Problem to solve: Write out all records as given; omit images.

Data entries:
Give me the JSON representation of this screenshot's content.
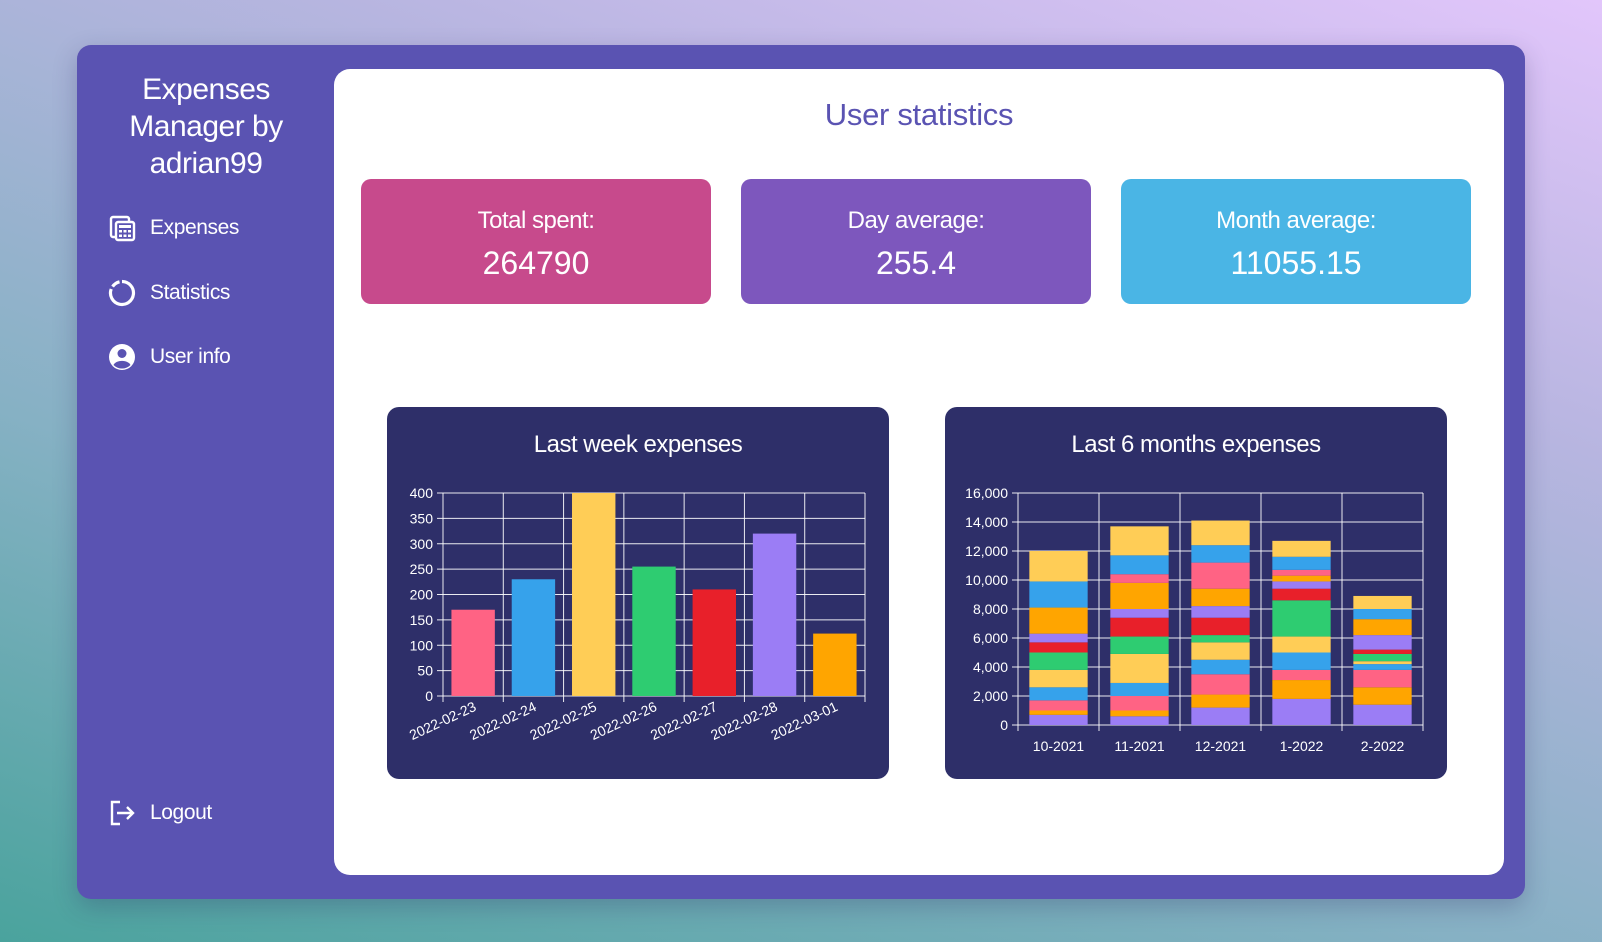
{
  "sidebar": {
    "brand": "Expenses Manager by adrian99",
    "items": [
      {
        "label": "Expenses",
        "icon": "calculator-icon"
      },
      {
        "label": "Statistics",
        "icon": "donut-chart-icon"
      },
      {
        "label": "User info",
        "icon": "user-circle-icon"
      }
    ],
    "logout": {
      "label": "Logout",
      "icon": "logout-icon"
    }
  },
  "main": {
    "title": "User statistics",
    "cards": [
      {
        "label": "Total spent:",
        "value": "264790",
        "color": "#c74a8c"
      },
      {
        "label": "Day average:",
        "value": "255.4",
        "color": "#7d57bd"
      },
      {
        "label": "Month average:",
        "value": "11055.15",
        "color": "#4ab5e5"
      }
    ]
  },
  "colors": {
    "sidebar_bg": "#5a53b2",
    "chart_bg": "#2e2f69",
    "grid": "#ffffff"
  },
  "chart_data": [
    {
      "type": "bar",
      "title": "Last week expenses",
      "categories": [
        "2022-02-23",
        "2022-02-24",
        "2022-02-25",
        "2022-02-26",
        "2022-02-27",
        "2022-02-28",
        "2022-03-01"
      ],
      "values": [
        170,
        230,
        400,
        255,
        210,
        320,
        123
      ],
      "colors": [
        "#ff6384",
        "#36a2eb",
        "#ffcd56",
        "#2ecc71",
        "#e8202a",
        "#9b7df5",
        "#ffa500"
      ],
      "ylim": [
        0,
        400
      ],
      "yticks": [
        0,
        50,
        100,
        150,
        200,
        250,
        300,
        350,
        400
      ],
      "grid": true
    },
    {
      "type": "bar",
      "stacked": true,
      "title": "Last 6 months expenses",
      "categories": [
        "10-2021",
        "11-2021",
        "12-2021",
        "1-2022",
        "2-2022"
      ],
      "ylim": [
        0,
        16000
      ],
      "yticks": [
        "0",
        "2,000",
        "4,000",
        "6,000",
        "8,000",
        "10,000",
        "12,000",
        "14,000",
        "16,000"
      ],
      "grid": true,
      "series": [
        {
          "color": "#9b7df5",
          "values": [
            700,
            600,
            1200,
            1800,
            1400
          ]
        },
        {
          "color": "#ffa500",
          "values": [
            300,
            400,
            900,
            1300,
            1200
          ]
        },
        {
          "color": "#ff6384",
          "values": [
            700,
            1000,
            1400,
            700,
            1200
          ]
        },
        {
          "color": "#36a2eb",
          "values": [
            900,
            900,
            1000,
            1200,
            400
          ]
        },
        {
          "color": "#ffcd56",
          "values": [
            1200,
            2000,
            1200,
            1100,
            200
          ]
        },
        {
          "color": "#2ecc71",
          "values": [
            1200,
            1200,
            500,
            2500,
            500
          ]
        },
        {
          "color": "#e8202a",
          "values": [
            700,
            1300,
            1200,
            800,
            300
          ]
        },
        {
          "color": "#9b7df5",
          "values": [
            600,
            600,
            800,
            500,
            1000
          ]
        },
        {
          "color": "#ffa500",
          "values": [
            1800,
            1800,
            1200,
            400,
            1100
          ]
        },
        {
          "color": "#ff6384",
          "values": [
            0,
            600,
            1800,
            400,
            0
          ]
        },
        {
          "color": "#36a2eb",
          "values": [
            1800,
            1300,
            1200,
            900,
            700
          ]
        },
        {
          "color": "#ffcd56",
          "values": [
            2100,
            2000,
            1700,
            1100,
            900
          ]
        }
      ]
    }
  ]
}
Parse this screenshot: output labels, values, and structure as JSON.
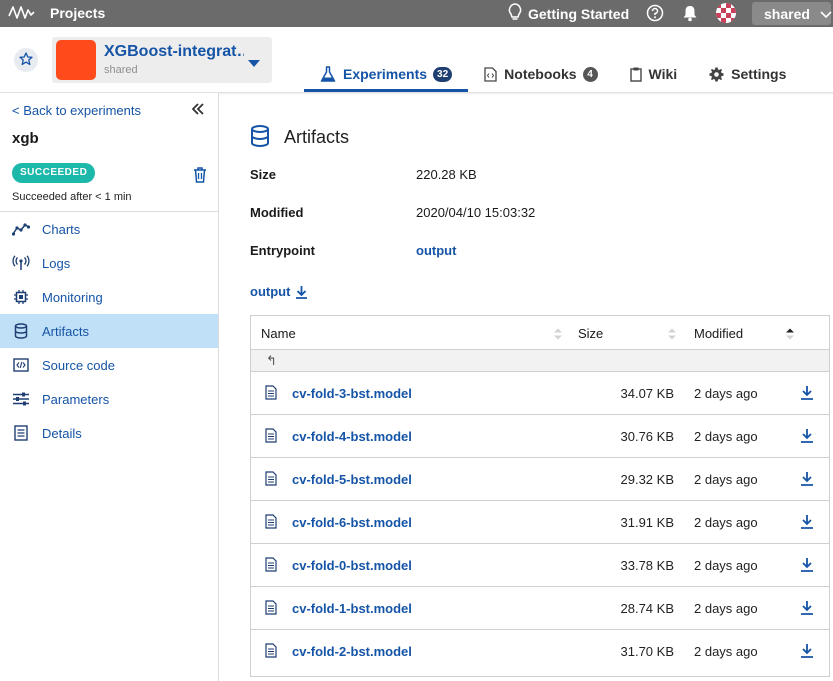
{
  "topbar": {
    "projects_label": "Projects",
    "getting_started_label": "Getting Started",
    "account_label": "shared",
    "bg_color": "#6b6b6b"
  },
  "project": {
    "name": "XGBoost-integrat…",
    "owner": "shared",
    "color": "#ff4a1c"
  },
  "tabs": [
    {
      "label": "Experiments",
      "badge": "32",
      "icon": "flask-icon",
      "active": true
    },
    {
      "label": "Notebooks",
      "badge": "4",
      "icon": "notebook-icon",
      "active": false
    },
    {
      "label": "Wiki",
      "icon": "clipboard-icon",
      "active": false
    },
    {
      "label": "Settings",
      "icon": "gear-icon",
      "active": false
    }
  ],
  "sidebar": {
    "back_label": "< Back to experiments",
    "experiment_name": "xgb",
    "status": "SUCCEEDED",
    "status_text": "Succeeded after < 1 min",
    "items": [
      {
        "label": "Charts",
        "icon": "chart-line-icon"
      },
      {
        "label": "Logs",
        "icon": "broadcast-icon"
      },
      {
        "label": "Monitoring",
        "icon": "cpu-icon"
      },
      {
        "label": "Artifacts",
        "icon": "database-icon",
        "active": true
      },
      {
        "label": "Source code",
        "icon": "code-file-icon"
      },
      {
        "label": "Parameters",
        "icon": "sliders-icon"
      },
      {
        "label": "Details",
        "icon": "details-icon"
      }
    ]
  },
  "artifacts": {
    "title": "Artifacts",
    "size_label": "Size",
    "size_value": "220.28 KB",
    "modified_label": "Modified",
    "modified_value": "2020/04/10 15:03:32",
    "entrypoint_label": "Entrypoint",
    "entrypoint_value": "output",
    "path_link": "output",
    "table": {
      "headers": {
        "name": "Name",
        "size": "Size",
        "modified": "Modified"
      },
      "up_symbol": "↰",
      "rows": [
        {
          "name": "cv-fold-3-bst.model",
          "size": "34.07 KB",
          "modified": "2 days ago"
        },
        {
          "name": "cv-fold-4-bst.model",
          "size": "30.76 KB",
          "modified": "2 days ago"
        },
        {
          "name": "cv-fold-5-bst.model",
          "size": "29.32 KB",
          "modified": "2 days ago"
        },
        {
          "name": "cv-fold-6-bst.model",
          "size": "31.91 KB",
          "modified": "2 days ago"
        },
        {
          "name": "cv-fold-0-bst.model",
          "size": "33.78 KB",
          "modified": "2 days ago"
        },
        {
          "name": "cv-fold-1-bst.model",
          "size": "28.74 KB",
          "modified": "2 days ago"
        },
        {
          "name": "cv-fold-2-bst.model",
          "size": "31.70 KB",
          "modified": "2 days ago"
        }
      ]
    }
  },
  "colors": {
    "link": "#1554a6",
    "active_nav_bg": "#bfe0f7",
    "status_badge": "#1cb8aa"
  }
}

Answer to the exercise:
Give me the JSON representation of this screenshot's content.
{
  "sidebar": {
    "brand": "Expenses Manager by adrian99",
    "items": [
      {
        "label": "Expenses",
        "icon": "calculator-icon"
      },
      {
        "label": "Statistics",
        "icon": "donut-chart-icon"
      },
      {
        "label": "User info",
        "icon": "user-circle-icon"
      }
    ],
    "logout": {
      "label": "Logout",
      "icon": "logout-icon"
    }
  },
  "main": {
    "title": "User statistics",
    "cards": [
      {
        "label": "Total spent:",
        "value": "264790",
        "color": "#c74a8c"
      },
      {
        "label": "Day average:",
        "value": "255.4",
        "color": "#7d57bd"
      },
      {
        "label": "Month average:",
        "value": "11055.15",
        "color": "#4ab5e5"
      }
    ]
  },
  "colors": {
    "sidebar_bg": "#5a53b2",
    "chart_bg": "#2e2f69",
    "grid": "#ffffff"
  },
  "chart_data": [
    {
      "type": "bar",
      "title": "Last week expenses",
      "categories": [
        "2022-02-23",
        "2022-02-24",
        "2022-02-25",
        "2022-02-26",
        "2022-02-27",
        "2022-02-28",
        "2022-03-01"
      ],
      "values": [
        170,
        230,
        400,
        255,
        210,
        320,
        123
      ],
      "colors": [
        "#ff6384",
        "#36a2eb",
        "#ffcd56",
        "#2ecc71",
        "#e8202a",
        "#9b7df5",
        "#ffa500"
      ],
      "ylim": [
        0,
        400
      ],
      "yticks": [
        0,
        50,
        100,
        150,
        200,
        250,
        300,
        350,
        400
      ],
      "grid": true
    },
    {
      "type": "bar",
      "stacked": true,
      "title": "Last 6 months expenses",
      "categories": [
        "10-2021",
        "11-2021",
        "12-2021",
        "1-2022",
        "2-2022"
      ],
      "ylim": [
        0,
        16000
      ],
      "yticks": [
        "0",
        "2,000",
        "4,000",
        "6,000",
        "8,000",
        "10,000",
        "12,000",
        "14,000",
        "16,000"
      ],
      "grid": true,
      "series": [
        {
          "color": "#9b7df5",
          "values": [
            700,
            600,
            1200,
            1800,
            1400
          ]
        },
        {
          "color": "#ffa500",
          "values": [
            300,
            400,
            900,
            1300,
            1200
          ]
        },
        {
          "color": "#ff6384",
          "values": [
            700,
            1000,
            1400,
            700,
            1200
          ]
        },
        {
          "color": "#36a2eb",
          "values": [
            900,
            900,
            1000,
            1200,
            400
          ]
        },
        {
          "color": "#ffcd56",
          "values": [
            1200,
            2000,
            1200,
            1100,
            200
          ]
        },
        {
          "color": "#2ecc71",
          "values": [
            1200,
            1200,
            500,
            2500,
            500
          ]
        },
        {
          "color": "#e8202a",
          "values": [
            700,
            1300,
            1200,
            800,
            300
          ]
        },
        {
          "color": "#9b7df5",
          "values": [
            600,
            600,
            800,
            500,
            1000
          ]
        },
        {
          "color": "#ffa500",
          "values": [
            1800,
            1800,
            1200,
            400,
            1100
          ]
        },
        {
          "color": "#ff6384",
          "values": [
            0,
            600,
            1800,
            400,
            0
          ]
        },
        {
          "color": "#36a2eb",
          "values": [
            1800,
            1300,
            1200,
            900,
            700
          ]
        },
        {
          "color": "#ffcd56",
          "values": [
            2100,
            2000,
            1700,
            1100,
            900
          ]
        }
      ]
    }
  ]
}
Parse this screenshot: output labels, values, and structure as JSON.
{
  "topbar": {
    "projects_label": "Projects",
    "getting_started_label": "Getting Started",
    "account_label": "shared",
    "bg_color": "#6b6b6b"
  },
  "project": {
    "name": "XGBoost-integrat…",
    "owner": "shared",
    "color": "#ff4a1c"
  },
  "tabs": [
    {
      "label": "Experiments",
      "badge": "32",
      "icon": "flask-icon",
      "active": true
    },
    {
      "label": "Notebooks",
      "badge": "4",
      "icon": "notebook-icon",
      "active": false
    },
    {
      "label": "Wiki",
      "icon": "clipboard-icon",
      "active": false
    },
    {
      "label": "Settings",
      "icon": "gear-icon",
      "active": false
    }
  ],
  "sidebar": {
    "back_label": "< Back to experiments",
    "experiment_name": "xgb",
    "status": "SUCCEEDED",
    "status_text": "Succeeded after < 1 min",
    "items": [
      {
        "label": "Charts",
        "icon": "chart-line-icon"
      },
      {
        "label": "Logs",
        "icon": "broadcast-icon"
      },
      {
        "label": "Monitoring",
        "icon": "cpu-icon"
      },
      {
        "label": "Artifacts",
        "icon": "database-icon",
        "active": true
      },
      {
        "label": "Source code",
        "icon": "code-file-icon"
      },
      {
        "label": "Parameters",
        "icon": "sliders-icon"
      },
      {
        "label": "Details",
        "icon": "details-icon"
      }
    ]
  },
  "artifacts": {
    "title": "Artifacts",
    "size_label": "Size",
    "size_value": "220.28 KB",
    "modified_label": "Modified",
    "modified_value": "2020/04/10 15:03:32",
    "entrypoint_label": "Entrypoint",
    "entrypoint_value": "output",
    "path_link": "output",
    "table": {
      "headers": {
        "name": "Name",
        "size": "Size",
        "modified": "Modified"
      },
      "up_symbol": "↰",
      "rows": [
        {
          "name": "cv-fold-3-bst.model",
          "size": "34.07 KB",
          "modified": "2 days ago"
        },
        {
          "name": "cv-fold-4-bst.model",
          "size": "30.76 KB",
          "modified": "2 days ago"
        },
        {
          "name": "cv-fold-5-bst.model",
          "size": "29.32 KB",
          "modified": "2 days ago"
        },
        {
          "name": "cv-fold-6-bst.model",
          "size": "31.91 KB",
          "modified": "2 days ago"
        },
        {
          "name": "cv-fold-0-bst.model",
          "size": "33.78 KB",
          "modified": "2 days ago"
        },
        {
          "name": "cv-fold-1-bst.model",
          "size": "28.74 KB",
          "modified": "2 days ago"
        },
        {
          "name": "cv-fold-2-bst.model",
          "size": "31.70 KB",
          "modified": "2 days ago"
        }
      ]
    }
  },
  "colors": {
    "link": "#1554a6",
    "active_nav_bg": "#bfe0f7",
    "status_badge": "#1cb8aa"
  }
}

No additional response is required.